> [Exercise instructions]: Write out the full set of records exactly. Any pictures in them do not belong in the copy.

##### Raw data

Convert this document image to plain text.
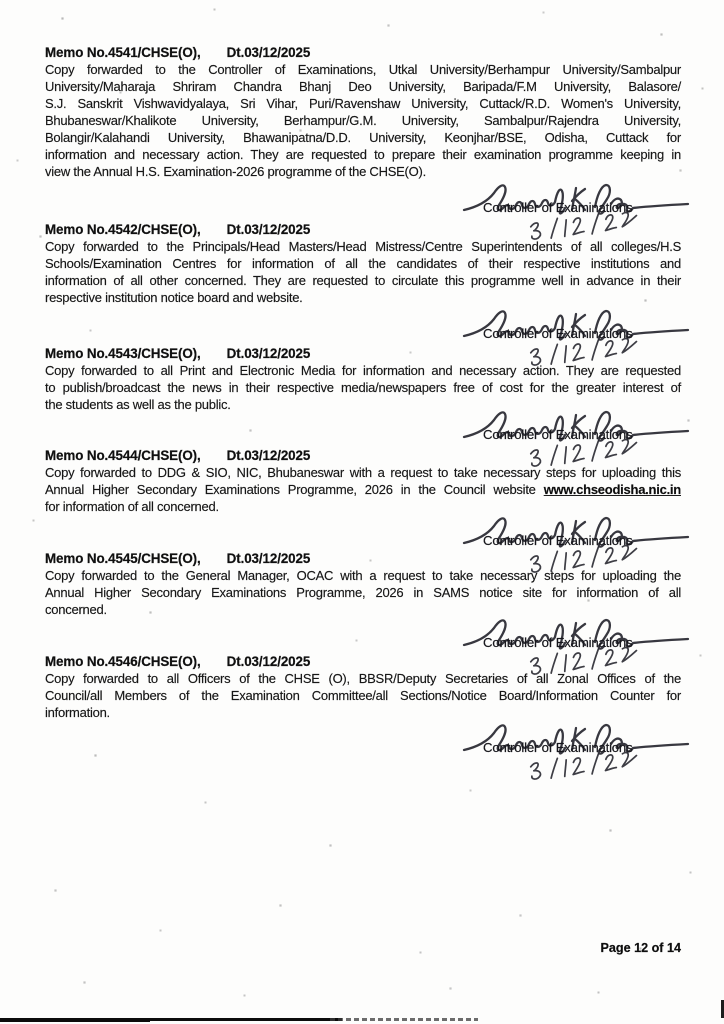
Memo No.4541/CHSE(O), Dt.03/12/2025
Copy forwarded to the Controller of Examinations, Utkal University/Berhampur University/Sambalpur
University/Maharaja Shriram Chandra Bhanj Deo University, Baripada/F.M University, Balasore/
S.J. Sanskrit Vishwavidyalaya, Sri Vihar, Puri/Ravenshaw University, Cuttack/R.D. Women's University,
Bhubaneswar/Khalikote University, Berhampur/G.M. University, Sambalpur/Rajendra University,
Bolangir/Kalahandi University, Bhawanipatna/D.D. University, Keonjhar/BSE, Odisha, Cuttack for
information and necessary action. They are requested to prepare their examination programme keeping in
view the Annual H.S. Examination-2026 programme of the CHSE(O).
Controller of Examinations
Memo No.4542/CHSE(O), Dt.03/12/2025
Copy forwarded to the Principals/Head Masters/Head Mistress/Centre Superintendents of all colleges/H.S
Schools/Examination Centres for information of all the candidates of their respective institutions and
information of all other concerned. They are requested to circulate this programme well in advance in their
respective institution notice board and website.
Controller of Examinations
Memo No.4543/CHSE(O), Dt.03/12/2025
Copy forwarded to all Print and Electronic Media for information and necessary action. They are requested
to publish/broadcast the news in their respective media/newspapers free of cost for the greater interest of
the students as well as the public.
Controller of Examinations
Memo No.4544/CHSE(O), Dt.03/12/2025
Copy forwarded to DDG & SIO, NIC, Bhubaneswar with a request to take necessary steps for uploading this
Annual Higher Secondary Examinations Programme, 2026 in the Council website www.chseodisha.nic.in
for information of all concerned.
Controller of Examinations
Memo No.4545/CHSE(O), Dt.03/12/2025
Copy forwarded to the General Manager, OCAC with a request to take necessary steps for uploading the
Annual Higher Secondary Examinations Programme, 2026 in SAMS notice site for information of all
concerned.
Controller of Examinations
Memo No.4546/CHSE(O), Dt.03/12/2025
Copy forwarded to all Officers of the CHSE (O), BBSR/Deputy Secretaries of all Zonal Offices of the
Council/all Members of the Examination Committee/all Sections/Notice Board/Information Counter for
information.
Controller of Examinations
Page 12 of 14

##########

> [Full output]:
Convert this document image to plain text.
Memo No.4541/CHSE(O), Dt.03/12/2025
Copy forwarded to the Controller of Examinations, Utkal University/Berhampur University/Sambalpur
University/Maharaja Shriram Chandra Bhanj Deo University, Baripada/F.M University, Balasore/
S.J. Sanskrit Vishwavidyalaya, Sri Vihar, Puri/Ravenshaw University, Cuttack/R.D. Women's University,
Bhubaneswar/Khalikote University, Berhampur/G.M. University, Sambalpur/Rajendra University,
Bolangir/Kalahandi University, Bhawanipatna/D.D. University, Keonjhar/BSE, Odisha, Cuttack for
information and necessary action. They are requested to prepare their examination programme keeping in
view the Annual H.S. Examination-2026 programme of the CHSE(O).
Controller of Examinations
Memo No.4542/CHSE(O), Dt.03/12/2025
Copy forwarded to the Principals/Head Masters/Head Mistress/Centre Superintendents of all colleges/H.S
Schools/Examination Centres for information of all the candidates of their respective institutions and
information of all other concerned. They are requested to circulate this programme well in advance in their
respective institution notice board and website.
Controller of Examinations
Memo No.4543/CHSE(O), Dt.03/12/2025
Copy forwarded to all Print and Electronic Media for information and necessary action. They are requested
to publish/broadcast the news in their respective media/newspapers free of cost for the greater interest of
the students as well as the public.
Controller of Examinations
Memo No.4544/CHSE(O), Dt.03/12/2025
Copy forwarded to DDG & SIO, NIC, Bhubaneswar with a request to take necessary steps for uploading this
Annual Higher Secondary Examinations Programme, 2026 in the Council website www.chseodisha.nic.in
for information of all concerned.
Controller of Examinations
Memo No.4545/CHSE(O), Dt.03/12/2025
Copy forwarded to the General Manager, OCAC with a request to take necessary steps for uploading the
Annual Higher Secondary Examinations Programme, 2026 in SAMS notice site for information of all
concerned.
Controller of Examinations
Memo No.4546/CHSE(O), Dt.03/12/2025
Copy forwarded to all Officers of the CHSE (O), BBSR/Deputy Secretaries of all Zonal Offices of the
Council/all Members of the Examination Committee/all Sections/Notice Board/Information Counter for
information.
Controller of Examinations
Page 12 of 14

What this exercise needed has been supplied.